* Short task
Would you pull out every line of the material that contains the string "功能科目"?

* Data in this exercise
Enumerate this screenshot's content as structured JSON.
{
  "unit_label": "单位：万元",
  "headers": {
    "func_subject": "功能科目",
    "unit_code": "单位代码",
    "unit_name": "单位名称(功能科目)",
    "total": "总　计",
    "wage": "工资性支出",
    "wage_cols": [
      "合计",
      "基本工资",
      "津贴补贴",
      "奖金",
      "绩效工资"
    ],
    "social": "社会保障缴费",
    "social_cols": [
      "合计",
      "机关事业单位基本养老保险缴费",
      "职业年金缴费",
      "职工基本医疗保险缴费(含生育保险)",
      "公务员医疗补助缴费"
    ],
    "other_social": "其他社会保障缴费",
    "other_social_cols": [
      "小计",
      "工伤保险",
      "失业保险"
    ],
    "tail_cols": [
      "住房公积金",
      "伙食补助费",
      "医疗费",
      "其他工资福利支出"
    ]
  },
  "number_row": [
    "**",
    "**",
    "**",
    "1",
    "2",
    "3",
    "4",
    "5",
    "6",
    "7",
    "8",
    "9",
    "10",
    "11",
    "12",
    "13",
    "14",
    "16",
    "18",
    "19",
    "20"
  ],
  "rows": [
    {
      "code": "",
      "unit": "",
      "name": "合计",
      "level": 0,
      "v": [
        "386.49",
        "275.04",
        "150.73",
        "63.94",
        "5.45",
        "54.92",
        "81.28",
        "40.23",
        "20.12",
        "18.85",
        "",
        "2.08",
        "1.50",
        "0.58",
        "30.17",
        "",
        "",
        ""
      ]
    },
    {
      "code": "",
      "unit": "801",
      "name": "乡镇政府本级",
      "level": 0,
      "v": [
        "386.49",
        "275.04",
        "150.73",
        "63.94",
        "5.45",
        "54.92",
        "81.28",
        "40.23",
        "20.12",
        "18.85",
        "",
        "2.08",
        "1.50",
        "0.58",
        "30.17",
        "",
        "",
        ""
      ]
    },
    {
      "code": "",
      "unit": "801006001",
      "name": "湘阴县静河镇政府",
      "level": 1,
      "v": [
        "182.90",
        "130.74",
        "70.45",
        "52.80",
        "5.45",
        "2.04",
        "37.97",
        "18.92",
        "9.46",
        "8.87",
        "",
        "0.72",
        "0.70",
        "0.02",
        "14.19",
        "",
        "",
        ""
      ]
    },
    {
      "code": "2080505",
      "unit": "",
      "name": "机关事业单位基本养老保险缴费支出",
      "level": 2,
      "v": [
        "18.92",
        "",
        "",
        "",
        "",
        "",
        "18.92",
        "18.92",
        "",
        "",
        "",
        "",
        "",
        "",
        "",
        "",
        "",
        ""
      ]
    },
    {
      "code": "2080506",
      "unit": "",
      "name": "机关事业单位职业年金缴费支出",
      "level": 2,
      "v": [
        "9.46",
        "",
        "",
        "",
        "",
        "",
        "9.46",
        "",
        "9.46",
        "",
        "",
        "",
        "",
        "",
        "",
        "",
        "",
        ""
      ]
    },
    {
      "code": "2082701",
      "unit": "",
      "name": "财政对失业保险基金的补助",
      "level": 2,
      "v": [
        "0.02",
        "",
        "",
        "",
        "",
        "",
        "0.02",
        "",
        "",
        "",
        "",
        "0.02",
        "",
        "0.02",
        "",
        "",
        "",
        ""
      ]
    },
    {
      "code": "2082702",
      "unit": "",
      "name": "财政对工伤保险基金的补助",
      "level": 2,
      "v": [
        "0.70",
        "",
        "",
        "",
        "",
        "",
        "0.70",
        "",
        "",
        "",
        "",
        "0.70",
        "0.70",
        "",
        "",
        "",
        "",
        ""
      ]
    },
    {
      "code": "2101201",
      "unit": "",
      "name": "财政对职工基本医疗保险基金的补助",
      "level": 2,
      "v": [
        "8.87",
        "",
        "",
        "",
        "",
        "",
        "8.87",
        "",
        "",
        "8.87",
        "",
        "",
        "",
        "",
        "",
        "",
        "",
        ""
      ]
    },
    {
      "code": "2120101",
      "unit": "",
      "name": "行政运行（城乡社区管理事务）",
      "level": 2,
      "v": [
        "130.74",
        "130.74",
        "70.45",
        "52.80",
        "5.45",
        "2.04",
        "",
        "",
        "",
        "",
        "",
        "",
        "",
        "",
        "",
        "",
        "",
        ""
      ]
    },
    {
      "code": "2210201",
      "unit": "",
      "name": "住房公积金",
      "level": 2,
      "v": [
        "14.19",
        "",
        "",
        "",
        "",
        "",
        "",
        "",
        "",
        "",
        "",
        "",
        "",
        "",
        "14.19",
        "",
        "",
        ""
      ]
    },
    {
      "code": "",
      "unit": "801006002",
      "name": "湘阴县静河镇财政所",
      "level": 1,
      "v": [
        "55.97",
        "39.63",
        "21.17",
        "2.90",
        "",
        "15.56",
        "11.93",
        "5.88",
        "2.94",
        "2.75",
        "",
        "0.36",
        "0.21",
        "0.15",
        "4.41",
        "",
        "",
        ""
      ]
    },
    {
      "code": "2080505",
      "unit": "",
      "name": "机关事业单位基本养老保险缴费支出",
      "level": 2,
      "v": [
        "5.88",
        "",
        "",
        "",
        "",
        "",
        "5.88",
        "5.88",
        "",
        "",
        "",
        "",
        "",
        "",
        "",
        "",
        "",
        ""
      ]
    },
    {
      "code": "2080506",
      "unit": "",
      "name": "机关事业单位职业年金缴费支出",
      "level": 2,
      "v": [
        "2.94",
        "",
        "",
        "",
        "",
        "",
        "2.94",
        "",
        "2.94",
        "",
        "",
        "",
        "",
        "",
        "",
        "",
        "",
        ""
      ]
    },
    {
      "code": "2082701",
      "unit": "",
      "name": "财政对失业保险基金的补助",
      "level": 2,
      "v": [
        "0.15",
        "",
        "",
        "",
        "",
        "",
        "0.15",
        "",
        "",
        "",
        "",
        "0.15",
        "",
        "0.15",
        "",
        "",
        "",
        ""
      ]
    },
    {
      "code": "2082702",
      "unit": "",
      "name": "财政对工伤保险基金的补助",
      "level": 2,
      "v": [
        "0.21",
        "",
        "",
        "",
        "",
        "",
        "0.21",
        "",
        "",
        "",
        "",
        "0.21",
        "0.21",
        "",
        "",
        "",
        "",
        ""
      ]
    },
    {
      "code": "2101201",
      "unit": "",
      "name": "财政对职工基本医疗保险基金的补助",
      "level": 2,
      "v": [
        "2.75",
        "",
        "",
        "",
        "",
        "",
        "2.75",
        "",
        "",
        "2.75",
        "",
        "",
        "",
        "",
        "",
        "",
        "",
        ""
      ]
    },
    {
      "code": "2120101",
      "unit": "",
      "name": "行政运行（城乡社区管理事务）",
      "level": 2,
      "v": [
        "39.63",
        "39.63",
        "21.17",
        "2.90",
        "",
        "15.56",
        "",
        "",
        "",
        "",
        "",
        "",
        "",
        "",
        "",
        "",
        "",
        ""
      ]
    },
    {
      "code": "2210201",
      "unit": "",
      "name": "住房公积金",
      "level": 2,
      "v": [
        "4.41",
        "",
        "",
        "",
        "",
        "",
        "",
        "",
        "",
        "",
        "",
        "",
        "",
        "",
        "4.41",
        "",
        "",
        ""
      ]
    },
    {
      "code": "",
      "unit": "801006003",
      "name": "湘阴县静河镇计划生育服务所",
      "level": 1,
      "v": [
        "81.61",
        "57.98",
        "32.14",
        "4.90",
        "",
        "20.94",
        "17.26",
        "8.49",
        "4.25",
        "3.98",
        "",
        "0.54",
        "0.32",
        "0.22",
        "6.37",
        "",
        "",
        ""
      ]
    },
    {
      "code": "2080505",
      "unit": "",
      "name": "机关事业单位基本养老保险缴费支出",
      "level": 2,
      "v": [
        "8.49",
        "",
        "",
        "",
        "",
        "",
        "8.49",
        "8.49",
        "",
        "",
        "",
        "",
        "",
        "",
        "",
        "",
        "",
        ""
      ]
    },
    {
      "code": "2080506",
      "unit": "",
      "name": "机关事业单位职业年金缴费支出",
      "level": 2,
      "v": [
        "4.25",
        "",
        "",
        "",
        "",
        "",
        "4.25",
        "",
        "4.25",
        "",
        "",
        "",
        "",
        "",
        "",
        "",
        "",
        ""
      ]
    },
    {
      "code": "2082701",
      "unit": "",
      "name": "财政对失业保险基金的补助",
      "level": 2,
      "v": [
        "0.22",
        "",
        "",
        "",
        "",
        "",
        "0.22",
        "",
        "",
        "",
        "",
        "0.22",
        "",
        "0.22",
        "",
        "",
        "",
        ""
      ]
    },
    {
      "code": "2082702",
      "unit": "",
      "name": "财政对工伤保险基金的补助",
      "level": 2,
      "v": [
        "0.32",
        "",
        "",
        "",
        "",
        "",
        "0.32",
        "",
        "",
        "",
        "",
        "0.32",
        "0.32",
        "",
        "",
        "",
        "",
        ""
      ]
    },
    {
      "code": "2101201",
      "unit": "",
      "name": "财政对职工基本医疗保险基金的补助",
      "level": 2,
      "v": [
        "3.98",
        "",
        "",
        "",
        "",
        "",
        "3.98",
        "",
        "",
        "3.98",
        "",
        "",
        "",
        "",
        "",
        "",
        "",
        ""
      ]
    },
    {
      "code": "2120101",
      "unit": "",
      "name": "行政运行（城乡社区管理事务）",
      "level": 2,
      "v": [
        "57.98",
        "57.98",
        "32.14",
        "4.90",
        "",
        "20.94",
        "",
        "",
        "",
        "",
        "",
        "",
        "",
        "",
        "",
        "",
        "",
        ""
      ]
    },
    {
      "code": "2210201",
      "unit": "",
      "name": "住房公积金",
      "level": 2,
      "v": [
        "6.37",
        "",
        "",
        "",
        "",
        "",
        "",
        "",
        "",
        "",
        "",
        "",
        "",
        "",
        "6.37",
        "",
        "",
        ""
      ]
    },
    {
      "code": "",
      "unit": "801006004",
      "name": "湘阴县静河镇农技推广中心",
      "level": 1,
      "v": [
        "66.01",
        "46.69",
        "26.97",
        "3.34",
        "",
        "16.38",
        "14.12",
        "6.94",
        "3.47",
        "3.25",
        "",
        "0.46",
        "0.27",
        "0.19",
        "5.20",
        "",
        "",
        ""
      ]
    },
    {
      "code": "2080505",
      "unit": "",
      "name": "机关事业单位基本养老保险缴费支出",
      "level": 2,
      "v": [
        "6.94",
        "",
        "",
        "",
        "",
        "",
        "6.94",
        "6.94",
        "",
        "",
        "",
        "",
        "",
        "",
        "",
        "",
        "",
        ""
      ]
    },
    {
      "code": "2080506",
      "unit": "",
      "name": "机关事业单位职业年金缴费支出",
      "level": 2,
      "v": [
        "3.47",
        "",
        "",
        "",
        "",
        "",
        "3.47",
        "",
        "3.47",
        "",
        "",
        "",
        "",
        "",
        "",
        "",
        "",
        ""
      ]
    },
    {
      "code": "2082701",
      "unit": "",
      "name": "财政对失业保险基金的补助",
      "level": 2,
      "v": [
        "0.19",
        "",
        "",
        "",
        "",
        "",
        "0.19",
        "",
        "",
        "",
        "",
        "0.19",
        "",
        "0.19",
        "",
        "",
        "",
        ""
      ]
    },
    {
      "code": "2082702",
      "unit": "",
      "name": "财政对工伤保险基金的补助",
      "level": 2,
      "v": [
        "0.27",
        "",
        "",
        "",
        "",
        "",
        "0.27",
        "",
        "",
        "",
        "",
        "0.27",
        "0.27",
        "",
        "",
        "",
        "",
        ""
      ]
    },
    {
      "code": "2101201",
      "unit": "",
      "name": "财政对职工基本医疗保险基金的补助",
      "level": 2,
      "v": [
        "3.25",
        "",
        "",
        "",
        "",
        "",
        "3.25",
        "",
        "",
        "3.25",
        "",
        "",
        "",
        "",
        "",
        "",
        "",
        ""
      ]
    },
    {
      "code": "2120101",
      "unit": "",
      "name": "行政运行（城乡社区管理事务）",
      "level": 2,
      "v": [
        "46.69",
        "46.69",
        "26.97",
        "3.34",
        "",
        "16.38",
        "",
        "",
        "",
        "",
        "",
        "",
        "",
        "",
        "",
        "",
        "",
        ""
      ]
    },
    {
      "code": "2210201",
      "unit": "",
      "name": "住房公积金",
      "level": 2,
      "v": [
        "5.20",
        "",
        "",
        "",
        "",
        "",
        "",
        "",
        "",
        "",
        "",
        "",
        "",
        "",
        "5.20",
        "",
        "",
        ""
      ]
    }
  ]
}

* Complete output
    "func_subject": "功能科目",
    "unit_name": "单位名称(功能科目)",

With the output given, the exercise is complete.